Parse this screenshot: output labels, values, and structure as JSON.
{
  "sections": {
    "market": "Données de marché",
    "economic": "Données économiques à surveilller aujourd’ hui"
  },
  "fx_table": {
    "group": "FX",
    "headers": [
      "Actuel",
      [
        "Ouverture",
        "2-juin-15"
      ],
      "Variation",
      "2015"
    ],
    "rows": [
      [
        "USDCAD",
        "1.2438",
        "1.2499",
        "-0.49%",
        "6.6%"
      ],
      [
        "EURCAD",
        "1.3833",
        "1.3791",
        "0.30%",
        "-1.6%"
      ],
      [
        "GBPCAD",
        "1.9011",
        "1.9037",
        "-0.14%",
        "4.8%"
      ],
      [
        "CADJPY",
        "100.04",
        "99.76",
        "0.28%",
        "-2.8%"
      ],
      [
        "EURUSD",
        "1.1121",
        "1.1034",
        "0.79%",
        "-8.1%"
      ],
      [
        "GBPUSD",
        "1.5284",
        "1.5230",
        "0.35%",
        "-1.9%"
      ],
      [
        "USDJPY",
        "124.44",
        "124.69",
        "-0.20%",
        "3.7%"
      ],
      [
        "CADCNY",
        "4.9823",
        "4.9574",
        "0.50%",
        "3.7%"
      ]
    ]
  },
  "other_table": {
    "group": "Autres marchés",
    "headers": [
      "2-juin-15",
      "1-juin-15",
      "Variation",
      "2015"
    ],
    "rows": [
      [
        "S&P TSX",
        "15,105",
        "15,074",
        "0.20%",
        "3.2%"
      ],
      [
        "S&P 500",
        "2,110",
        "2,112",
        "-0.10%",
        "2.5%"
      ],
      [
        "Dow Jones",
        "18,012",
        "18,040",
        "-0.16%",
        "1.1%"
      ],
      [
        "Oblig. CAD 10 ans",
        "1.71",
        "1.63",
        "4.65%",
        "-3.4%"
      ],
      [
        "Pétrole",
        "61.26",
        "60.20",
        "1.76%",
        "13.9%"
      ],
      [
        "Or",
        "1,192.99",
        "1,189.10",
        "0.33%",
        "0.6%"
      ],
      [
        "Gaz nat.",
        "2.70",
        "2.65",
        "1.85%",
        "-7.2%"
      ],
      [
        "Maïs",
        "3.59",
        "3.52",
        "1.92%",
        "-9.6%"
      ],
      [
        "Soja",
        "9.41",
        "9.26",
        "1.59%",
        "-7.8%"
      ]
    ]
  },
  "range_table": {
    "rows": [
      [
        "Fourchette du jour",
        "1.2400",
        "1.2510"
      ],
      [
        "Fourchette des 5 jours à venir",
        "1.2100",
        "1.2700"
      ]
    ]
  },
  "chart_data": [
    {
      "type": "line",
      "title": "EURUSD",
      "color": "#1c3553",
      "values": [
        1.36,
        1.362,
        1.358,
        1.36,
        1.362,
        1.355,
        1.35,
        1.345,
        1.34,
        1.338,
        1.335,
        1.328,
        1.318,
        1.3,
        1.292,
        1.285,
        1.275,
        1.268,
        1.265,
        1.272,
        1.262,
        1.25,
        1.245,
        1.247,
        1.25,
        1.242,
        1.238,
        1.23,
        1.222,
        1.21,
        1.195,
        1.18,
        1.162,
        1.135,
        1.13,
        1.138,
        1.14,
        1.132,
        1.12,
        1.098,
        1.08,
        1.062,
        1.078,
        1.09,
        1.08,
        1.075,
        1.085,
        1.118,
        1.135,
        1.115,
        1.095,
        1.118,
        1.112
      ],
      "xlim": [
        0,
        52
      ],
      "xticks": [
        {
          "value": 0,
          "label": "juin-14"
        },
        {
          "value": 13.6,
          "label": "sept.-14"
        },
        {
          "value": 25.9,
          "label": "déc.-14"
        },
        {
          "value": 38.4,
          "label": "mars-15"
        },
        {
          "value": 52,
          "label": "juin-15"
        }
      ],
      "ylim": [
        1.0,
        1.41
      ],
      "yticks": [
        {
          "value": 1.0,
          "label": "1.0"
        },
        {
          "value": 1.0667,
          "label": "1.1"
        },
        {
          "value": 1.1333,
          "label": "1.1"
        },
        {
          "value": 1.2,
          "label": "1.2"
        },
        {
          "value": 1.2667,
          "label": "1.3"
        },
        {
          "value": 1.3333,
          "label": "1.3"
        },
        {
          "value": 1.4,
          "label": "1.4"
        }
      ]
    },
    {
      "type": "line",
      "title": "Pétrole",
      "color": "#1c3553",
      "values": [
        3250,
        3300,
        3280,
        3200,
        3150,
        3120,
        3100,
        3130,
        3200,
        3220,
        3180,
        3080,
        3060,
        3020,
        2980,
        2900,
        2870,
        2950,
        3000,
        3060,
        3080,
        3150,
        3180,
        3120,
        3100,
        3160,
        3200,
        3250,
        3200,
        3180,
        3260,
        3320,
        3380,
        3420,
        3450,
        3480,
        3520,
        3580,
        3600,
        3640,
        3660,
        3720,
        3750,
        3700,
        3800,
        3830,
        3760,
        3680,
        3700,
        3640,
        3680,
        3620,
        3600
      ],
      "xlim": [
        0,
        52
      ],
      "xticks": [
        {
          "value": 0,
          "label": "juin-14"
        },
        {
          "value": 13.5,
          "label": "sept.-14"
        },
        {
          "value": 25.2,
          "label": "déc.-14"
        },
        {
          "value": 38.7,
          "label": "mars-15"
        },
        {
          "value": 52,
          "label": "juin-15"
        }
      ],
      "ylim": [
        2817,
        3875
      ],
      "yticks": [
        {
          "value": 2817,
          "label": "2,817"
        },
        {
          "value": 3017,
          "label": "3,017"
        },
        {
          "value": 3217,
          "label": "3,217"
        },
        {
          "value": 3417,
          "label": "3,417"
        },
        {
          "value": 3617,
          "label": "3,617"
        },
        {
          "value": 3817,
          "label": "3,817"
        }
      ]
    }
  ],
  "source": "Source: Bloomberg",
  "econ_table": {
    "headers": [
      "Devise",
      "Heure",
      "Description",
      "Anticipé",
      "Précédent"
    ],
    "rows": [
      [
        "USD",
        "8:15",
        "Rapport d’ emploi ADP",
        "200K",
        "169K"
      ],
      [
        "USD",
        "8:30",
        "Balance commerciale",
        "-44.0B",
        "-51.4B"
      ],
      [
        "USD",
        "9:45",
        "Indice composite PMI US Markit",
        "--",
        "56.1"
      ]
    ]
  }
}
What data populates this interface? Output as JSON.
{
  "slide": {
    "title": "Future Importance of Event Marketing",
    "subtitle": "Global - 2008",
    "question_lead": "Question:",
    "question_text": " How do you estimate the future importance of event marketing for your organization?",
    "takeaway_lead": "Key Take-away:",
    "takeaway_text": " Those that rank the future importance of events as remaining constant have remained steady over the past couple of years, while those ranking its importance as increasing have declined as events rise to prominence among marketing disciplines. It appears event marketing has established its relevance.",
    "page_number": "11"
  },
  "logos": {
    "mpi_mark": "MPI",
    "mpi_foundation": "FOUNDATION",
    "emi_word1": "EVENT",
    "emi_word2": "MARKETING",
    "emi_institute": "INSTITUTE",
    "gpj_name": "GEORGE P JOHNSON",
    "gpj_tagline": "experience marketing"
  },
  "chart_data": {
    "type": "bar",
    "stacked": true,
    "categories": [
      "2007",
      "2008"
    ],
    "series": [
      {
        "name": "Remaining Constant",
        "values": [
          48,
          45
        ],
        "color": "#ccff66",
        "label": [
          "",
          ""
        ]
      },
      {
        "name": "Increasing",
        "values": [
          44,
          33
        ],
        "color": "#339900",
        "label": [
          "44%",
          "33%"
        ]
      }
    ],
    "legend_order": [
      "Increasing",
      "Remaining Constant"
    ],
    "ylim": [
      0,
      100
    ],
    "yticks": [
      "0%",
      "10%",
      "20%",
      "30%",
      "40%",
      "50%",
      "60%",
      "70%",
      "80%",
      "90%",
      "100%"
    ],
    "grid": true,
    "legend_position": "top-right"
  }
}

* **Problem description**
Copy out every line from the one containing "What data populates" to the end of the material, both ends included.

* **Expected answer**
What data populates this interface? Output as JSON.
{
  "slide": {
    "title": "Future Importance of Event Marketing",
    "subtitle": "Global - 2008",
    "question_lead": "Question:",
    "question_text": " How do you estimate the future importance of event marketing for your organization?",
    "takeaway_lead": "Key Take-away:",
    "takeaway_text": " Those that rank the future importance of events as remaining constant have remained steady over the past couple of years, while those ranking its importance as increasing have declined as events rise to prominence among marketing disciplines. It appears event marketing has established its relevance.",
    "page_number": "11"
  },
  "logos": {
    "mpi_mark": "MPI",
    "mpi_foundation": "FOUNDATION",
    "emi_word1": "EVENT",
    "emi_word2": "MARKETING",
    "emi_institute": "INSTITUTE",
    "gpj_name": "GEORGE P JOHNSON",
    "gpj_tagline": "experience marketing"
  },
  "chart_data": {
    "type": "bar",
    "stacked": true,
    "categories": [
      "2007",
      "2008"
    ],
    "series": [
      {
        "name": "Remaining Constant",
        "values": [
          48,
          45
        ],
        "color": "#ccff66",
        "label": [
          "",
          ""
        ]
      },
      {
        "name": "Increasing",
        "values": [
          44,
          33
        ],
        "color": "#339900",
        "label": [
          "44%",
          "33%"
        ]
      }
    ],
    "legend_order": [
      "Increasing",
      "Remaining Constant"
    ],
    "ylim": [
      0,
      100
    ],
    "yticks": [
      "0%",
      "10%",
      "20%",
      "30%",
      "40%",
      "50%",
      "60%",
      "70%",
      "80%",
      "90%",
      "100%"
    ],
    "grid": true,
    "legend_position": "top-right"
  }
}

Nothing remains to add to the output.